• What this task involves
Wherever the string "Правительство" appears in a line, extract that line.

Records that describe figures
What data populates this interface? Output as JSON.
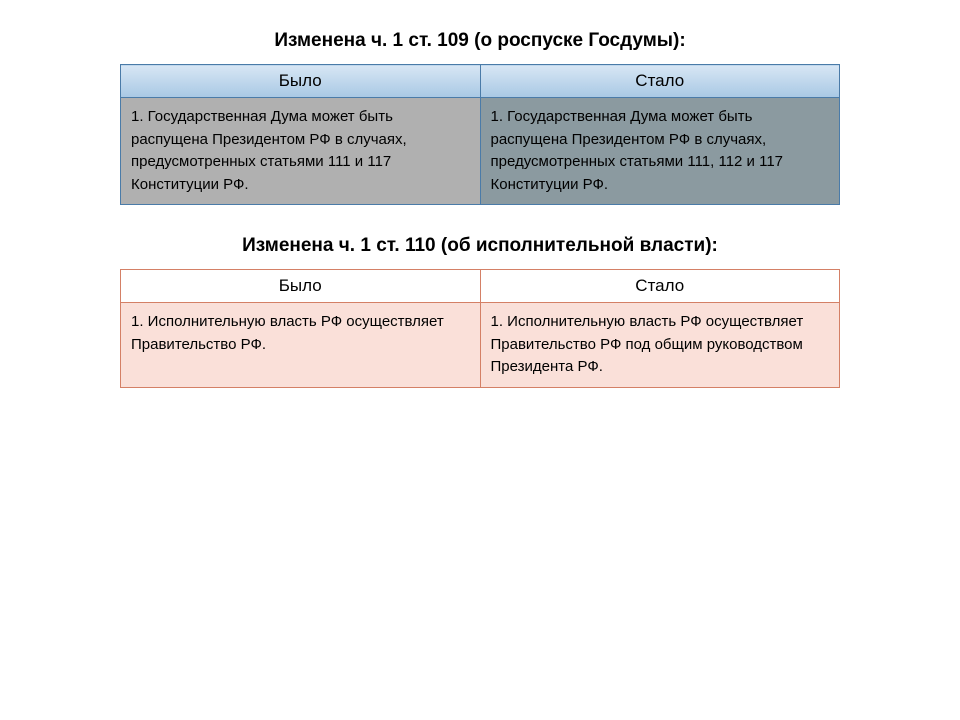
{
  "section1": {
    "title": "Изменена ч. 1 ст. 109 (о роспуске Госдумы):",
    "header_was": "Было",
    "header_now": "Стало",
    "body_was": "1. Государственная Дума может быть распущена Президентом РФ в случаях, предусмотренных статьями 111 и 117 Конституции РФ.",
    "body_now": "1. Государственная Дума может быть распущена Президентом РФ в случаях, предусмотренных статьями 111, 112 и 117 Конституции РФ."
  },
  "section2": {
    "title": "Изменена ч. 1 ст. 110 (об исполнительной власти):",
    "header_was": "Было",
    "header_now": "Стало",
    "body_was": "1. Исполнительную власть РФ осуществляет Правительство РФ.",
    "body_now": "1. Исполнительную власть РФ осуществляет Правительство РФ под общим руководством Президента РФ."
  }
}
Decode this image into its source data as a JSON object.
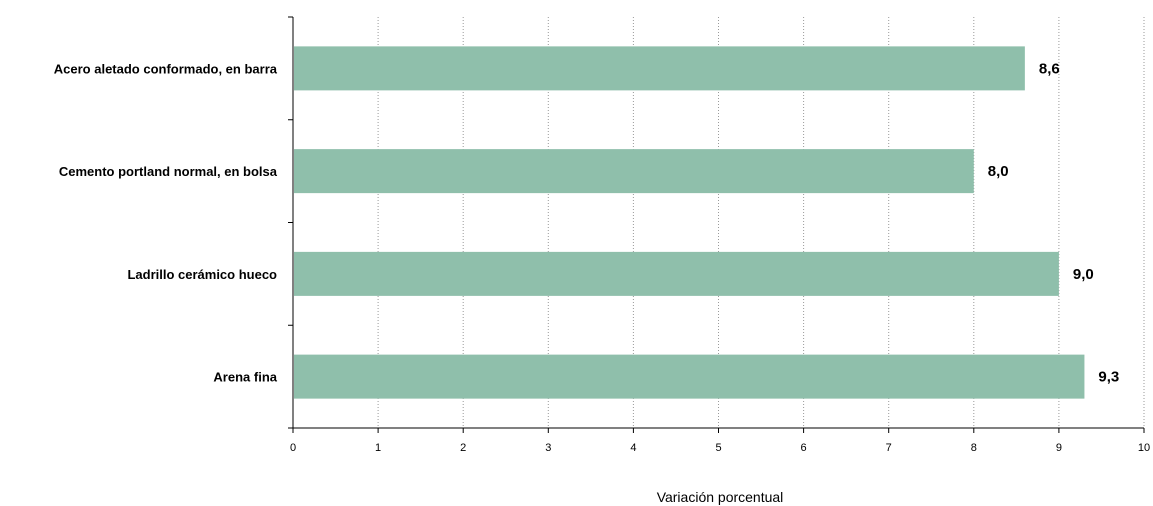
{
  "chart_data": {
    "type": "bar",
    "orientation": "horizontal",
    "categories": [
      "Acero aletado conformado, en barra",
      "Cemento portland normal, en bolsa",
      "Ladrillo cerámico hueco",
      "Arena fina"
    ],
    "values": [
      8.6,
      8.0,
      9.0,
      9.3
    ],
    "value_labels": [
      "8,6",
      "8,0",
      "9,0",
      "9,3"
    ],
    "xlabel": "Variación porcentual",
    "xlim": [
      0,
      10
    ],
    "xticks": [
      "0",
      "1",
      "2",
      "3",
      "4",
      "5",
      "6",
      "7",
      "8",
      "9",
      "10"
    ],
    "grid": "vertical dotted",
    "bar_color": "#8fbfab"
  }
}
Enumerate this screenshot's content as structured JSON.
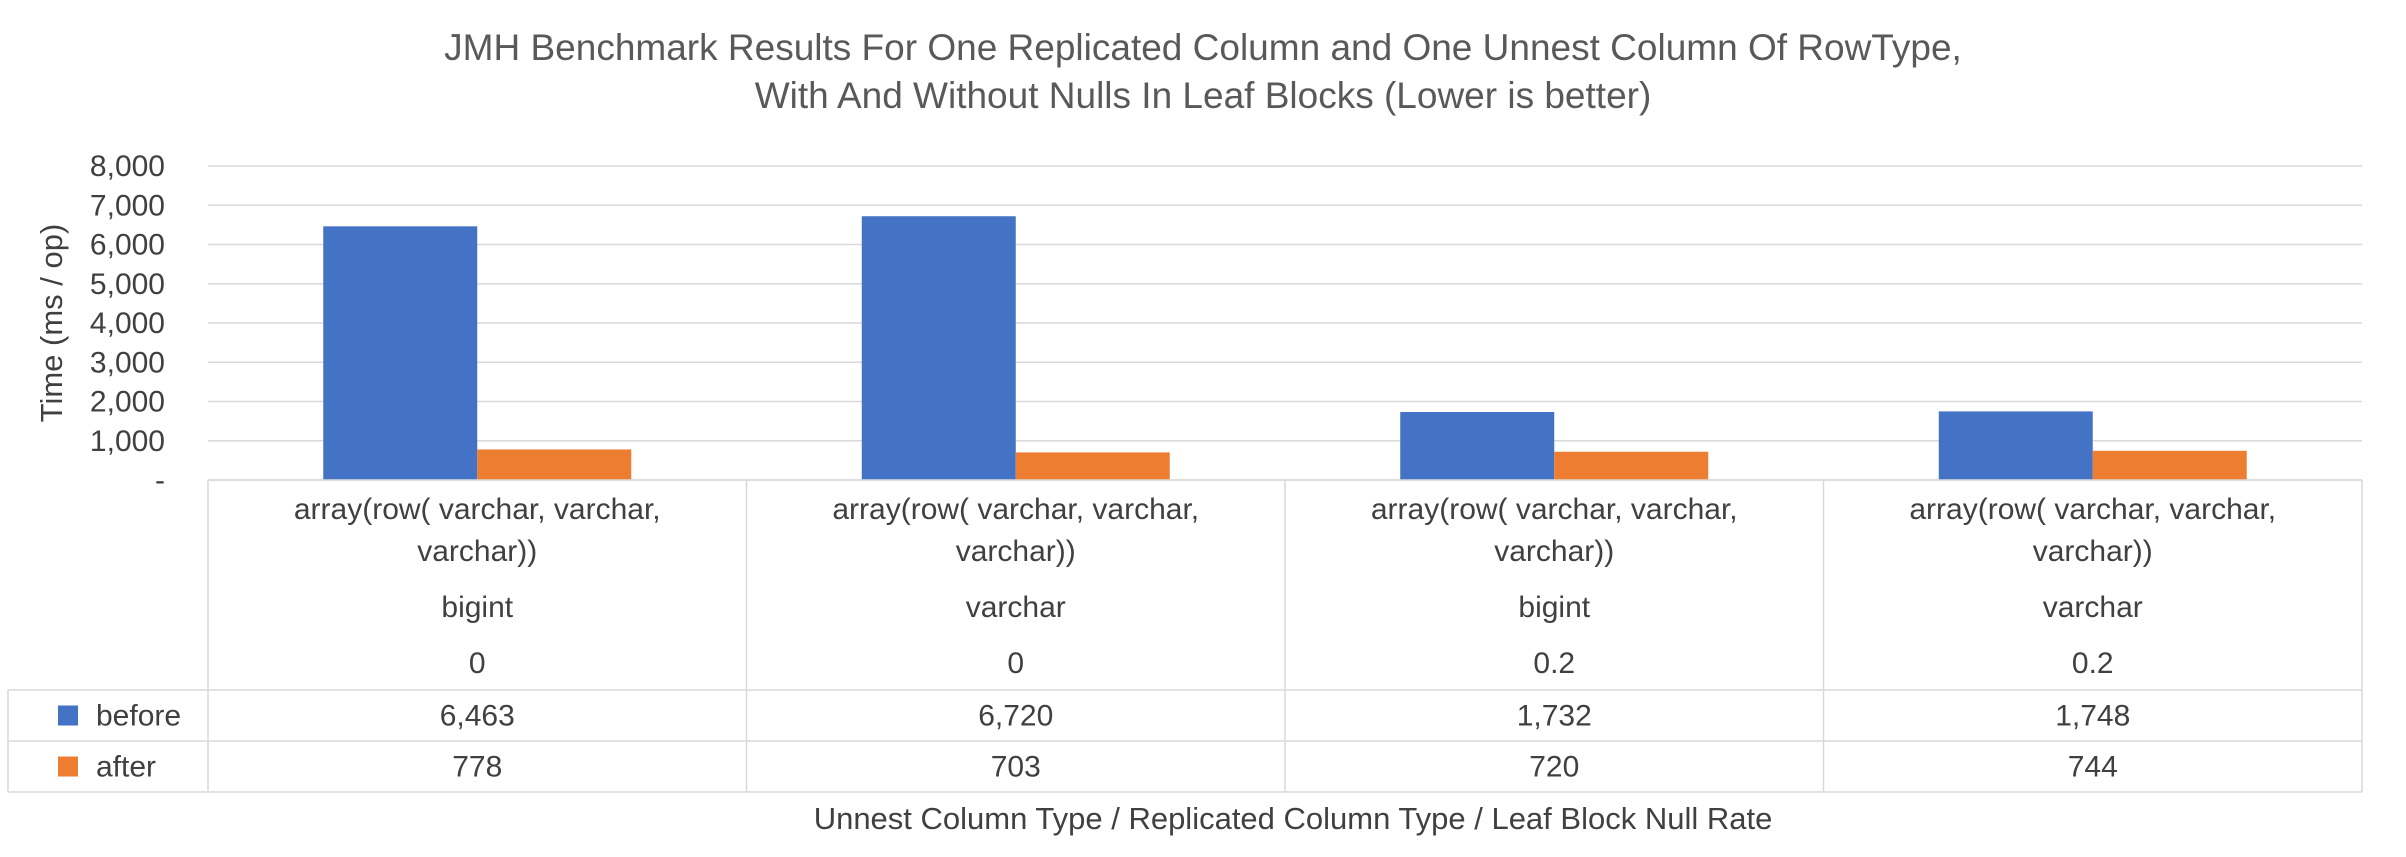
{
  "chart_data": {
    "type": "bar",
    "title_lines": [
      "JMH Benchmark Results For One Replicated Column and One Unnest Column Of RowType,",
      "With And Without Nulls In Leaf Blocks (Lower is better)"
    ],
    "ylabel": "Time (ms / op)",
    "xlabel": "Unnest Column Type /  Replicated Column Type / Leaf Block Null Rate",
    "ylim": [
      0,
      8000
    ],
    "y_ticks": [
      "-",
      "1,000",
      "2,000",
      "3,000",
      "4,000",
      "5,000",
      "6,000",
      "7,000",
      "8,000"
    ],
    "grid": true,
    "legend": "data-table",
    "categories": [
      {
        "line1": "array(row( varchar, varchar,",
        "line2": "varchar))",
        "replicated": "bigint",
        "null_rate": "0"
      },
      {
        "line1": "array(row( varchar, varchar,",
        "line2": "varchar))",
        "replicated": "varchar",
        "null_rate": "0"
      },
      {
        "line1": "array(row( varchar, varchar,",
        "line2": "varchar))",
        "replicated": "bigint",
        "null_rate": "0.2"
      },
      {
        "line1": "array(row( varchar, varchar,",
        "line2": "varchar))",
        "replicated": "varchar",
        "null_rate": "0.2"
      }
    ],
    "series": [
      {
        "name": "before",
        "color": "#4472C4",
        "values": [
          6463,
          6720,
          1732,
          1748
        ],
        "labels": [
          "6,463",
          "6,720",
          "1,732",
          "1,748"
        ]
      },
      {
        "name": "after",
        "color": "#ED7D31",
        "values": [
          778,
          703,
          720,
          744
        ],
        "labels": [
          "778",
          "703",
          "720",
          "744"
        ]
      }
    ]
  }
}
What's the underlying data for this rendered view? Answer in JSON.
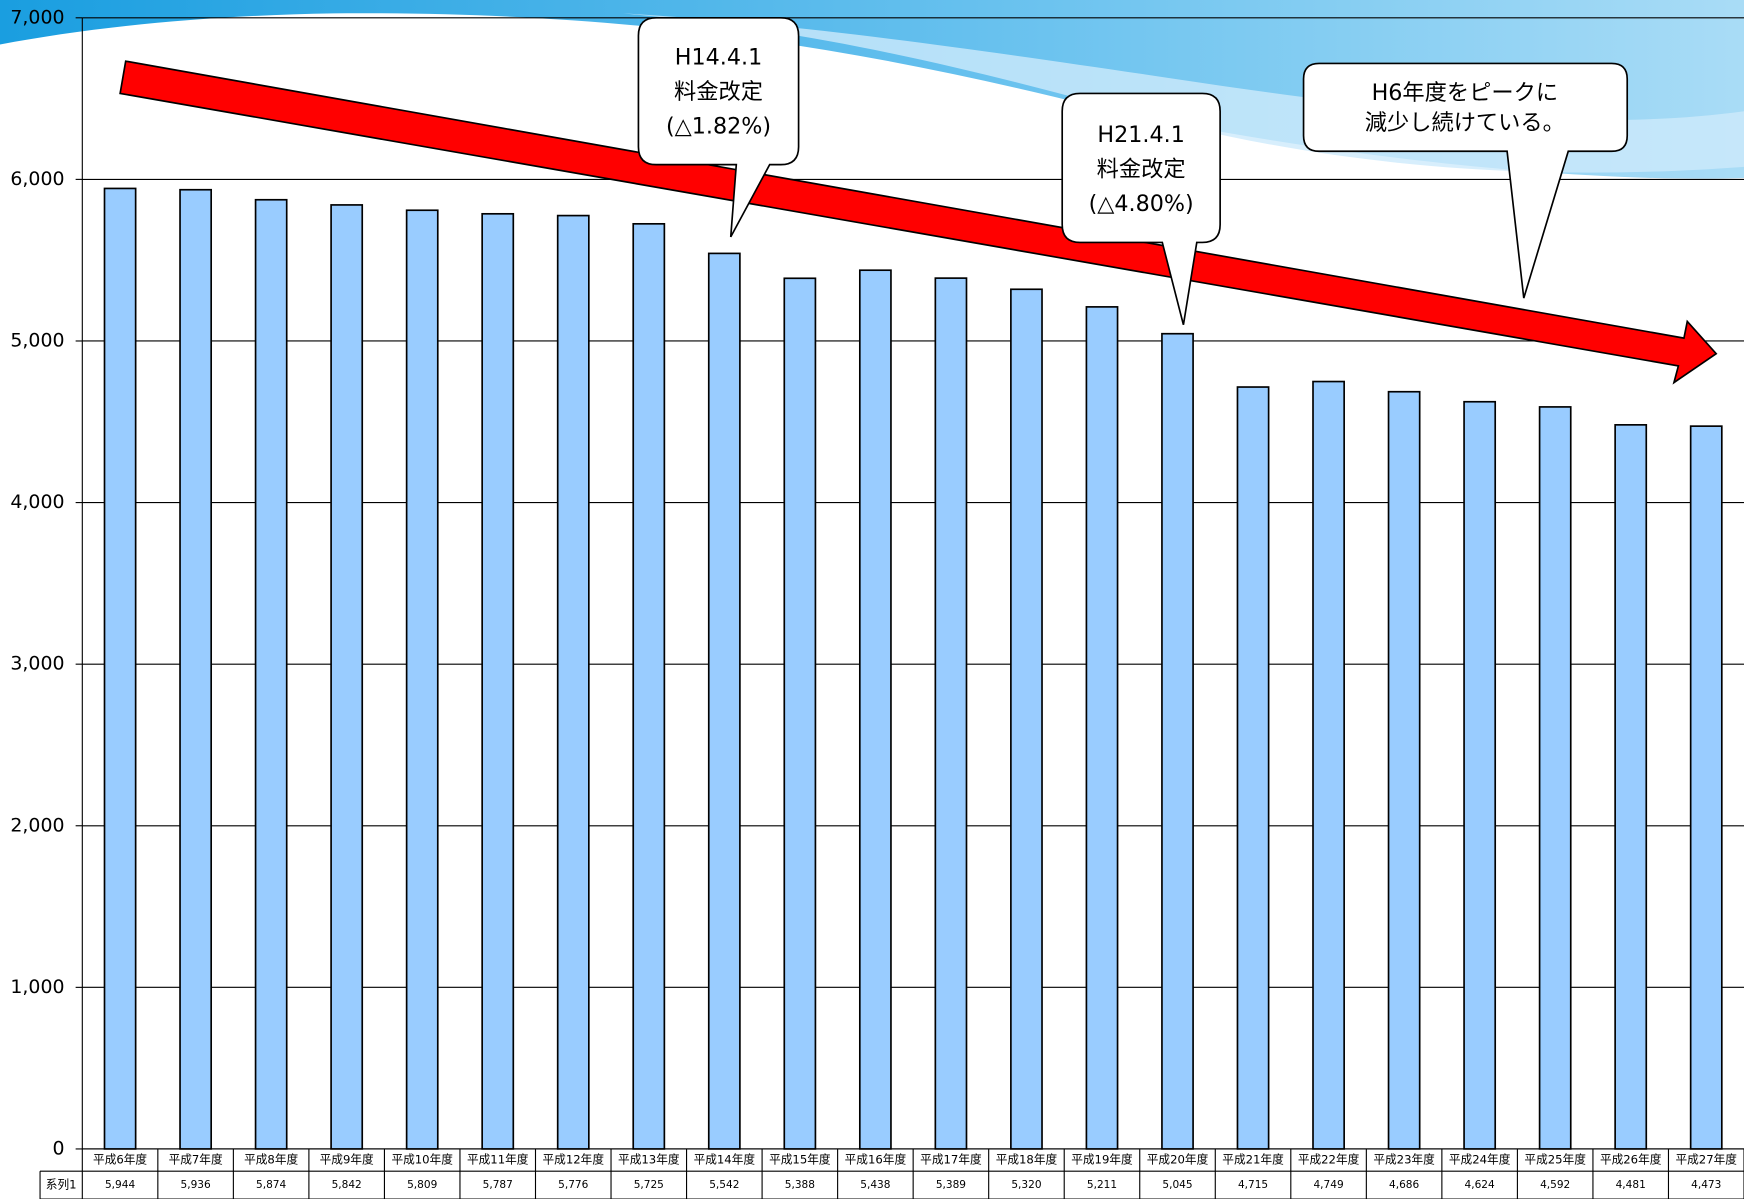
{
  "chart_data": {
    "type": "bar",
    "categories": [
      "平成6年度",
      "平成7年度",
      "平成8年度",
      "平成9年度",
      "平成10年度",
      "平成11年度",
      "平成12年度",
      "平成13年度",
      "平成14年度",
      "平成15年度",
      "平成16年度",
      "平成17年度",
      "平成18年度",
      "平成19年度",
      "平成20年度",
      "平成21年度",
      "平成22年度",
      "平成23年度",
      "平成24年度",
      "平成25年度",
      "平成26年度",
      "平成27年度"
    ],
    "series": [
      {
        "name": "系列1",
        "color": "#99ccff",
        "values": [
          5944,
          5936,
          5874,
          5842,
          5809,
          5787,
          5776,
          5725,
          5542,
          5388,
          5438,
          5389,
          5320,
          5211,
          5045,
          4715,
          4749,
          4686,
          4624,
          4592,
          4481,
          4473
        ],
        "value_labels": [
          "5,944",
          "5,936",
          "5,874",
          "5,842",
          "5,809",
          "5,787",
          "5,776",
          "5,725",
          "5,542",
          "5,388",
          "5,438",
          "5,389",
          "5,320",
          "5,211",
          "5,045",
          "4,715",
          "4,749",
          "4,686",
          "4,624",
          "4,592",
          "4,481",
          "4,473"
        ]
      }
    ],
    "ylim": [
      0,
      7000
    ],
    "yticks": [
      0,
      {
        "value": 1000,
        "label": "1,000"
      },
      {
        "value": 2000,
        "label": "2,000"
      },
      {
        "value": 3000,
        "label": "3,000"
      },
      {
        "value": 4000,
        "label": "4,000"
      },
      {
        "value": 5000,
        "label": "5,000"
      },
      {
        "value": 6000,
        "label": "6,000"
      },
      {
        "value": 7000,
        "label": "7,000"
      }
    ],
    "grid": true,
    "annotations": [
      {
        "lines": [
          "H14.4.1",
          "料金改定",
          "(△1.82%)"
        ]
      },
      {
        "lines": [
          "H21.4.1",
          "料金改定",
          "(△4.80%)"
        ]
      },
      {
        "lines": [
          "H6年度をピークに",
          "減少し続けている。"
        ]
      }
    ]
  }
}
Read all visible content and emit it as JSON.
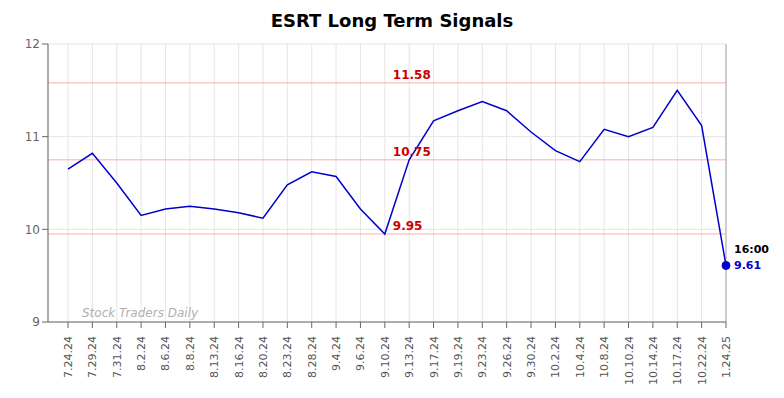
{
  "chart_data": {
    "type": "line",
    "title": "ESRT Long Term Signals",
    "categories": [
      "7.24.24",
      "7.29.24",
      "7.31.24",
      "8.2.24",
      "8.6.24",
      "8.8.24",
      "8.13.24",
      "8.16.24",
      "8.20.24",
      "8.23.24",
      "8.28.24",
      "9.4.24",
      "9.6.24",
      "9.10.24",
      "9.13.24",
      "9.17.24",
      "9.19.24",
      "9.23.24",
      "9.26.24",
      "9.30.24",
      "10.2.24",
      "10.4.24",
      "10.8.24",
      "10.10.24",
      "10.14.24",
      "10.17.24",
      "10.22.24",
      "1.24.25"
    ],
    "values": [
      10.65,
      10.82,
      10.5,
      10.15,
      10.22,
      10.25,
      10.22,
      10.18,
      10.12,
      10.48,
      10.62,
      10.57,
      10.22,
      9.95,
      10.75,
      11.17,
      11.28,
      11.38,
      11.28,
      11.05,
      10.85,
      10.73,
      11.08,
      11.0,
      11.1,
      11.5,
      11.12,
      9.61
    ],
    "color": "#0000cc",
    "end_dot_color": "#0000cc",
    "ylim": [
      9.0,
      12.0
    ],
    "yticks": [
      9,
      10,
      11,
      12
    ],
    "grid": true,
    "reference_lines": [
      {
        "value": 9.95,
        "color": "#ffaaaa"
      },
      {
        "value": 10.75,
        "color": "#ffaaaa"
      },
      {
        "value": 11.58,
        "color": "#ffaaaa"
      }
    ],
    "annotations": [
      {
        "text": "11.58",
        "x": "9.10.24",
        "y": 11.58,
        "color": "#cc0000"
      },
      {
        "text": "10.75",
        "x": "9.10.24",
        "y": 10.75,
        "color": "#cc0000"
      },
      {
        "text": "9.95",
        "x": "9.10.24",
        "y": 9.95,
        "color": "#cc0000"
      }
    ],
    "end_labels": [
      {
        "text": "16:00",
        "color": "#000000"
      },
      {
        "text": "9.61",
        "color": "#0000cc"
      }
    ],
    "watermark": {
      "text": "Stock Traders Daily",
      "color": "#b0b0b0"
    }
  }
}
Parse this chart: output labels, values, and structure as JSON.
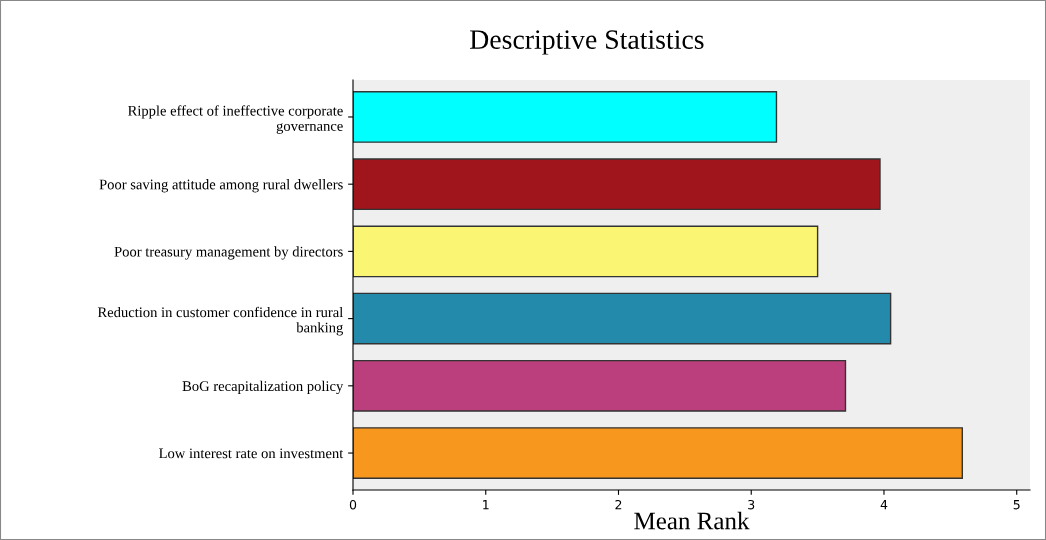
{
  "chart_data": {
    "type": "bar",
    "orientation": "horizontal",
    "title": "Descriptive Statistics",
    "xlabel": "Mean Rank",
    "categories": [
      "Ripple effect of ineffective corporate\ngovernance",
      "Poor saving attitude among rural dwellers",
      "Poor treasury management by directors",
      "Reduction in customer confidence in rural\nbanking",
      "BoG recapitalization policy",
      "Low interest rate on investment"
    ],
    "values": [
      3.19,
      3.97,
      3.5,
      4.05,
      3.71,
      4.59
    ],
    "colors": [
      "#00ffff",
      "#a0151b",
      "#fbf574",
      "#238aac",
      "#bb3f7d",
      "#f7971e"
    ],
    "xlim": [
      0,
      5.1
    ],
    "xticks": [
      0,
      1,
      2,
      3,
      4,
      5
    ],
    "grid": false,
    "legend": false
  }
}
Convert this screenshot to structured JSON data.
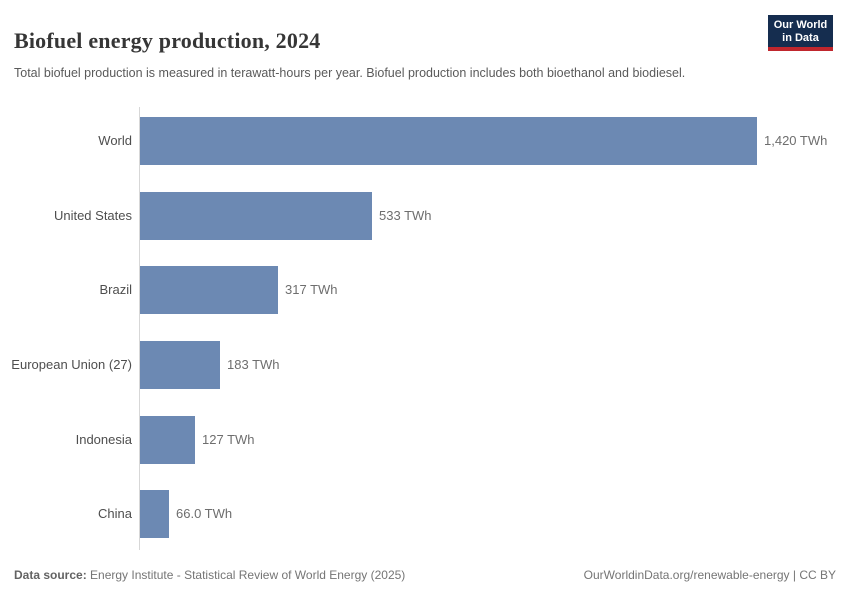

• Solution for this task
    "body_was": "1. Исполнительную власть РФ осуществляет Правительство РФ.",
    "body_now": "1. Исполнительную власть РФ осуществляет Правительство РФ под общим руководством Президента РФ."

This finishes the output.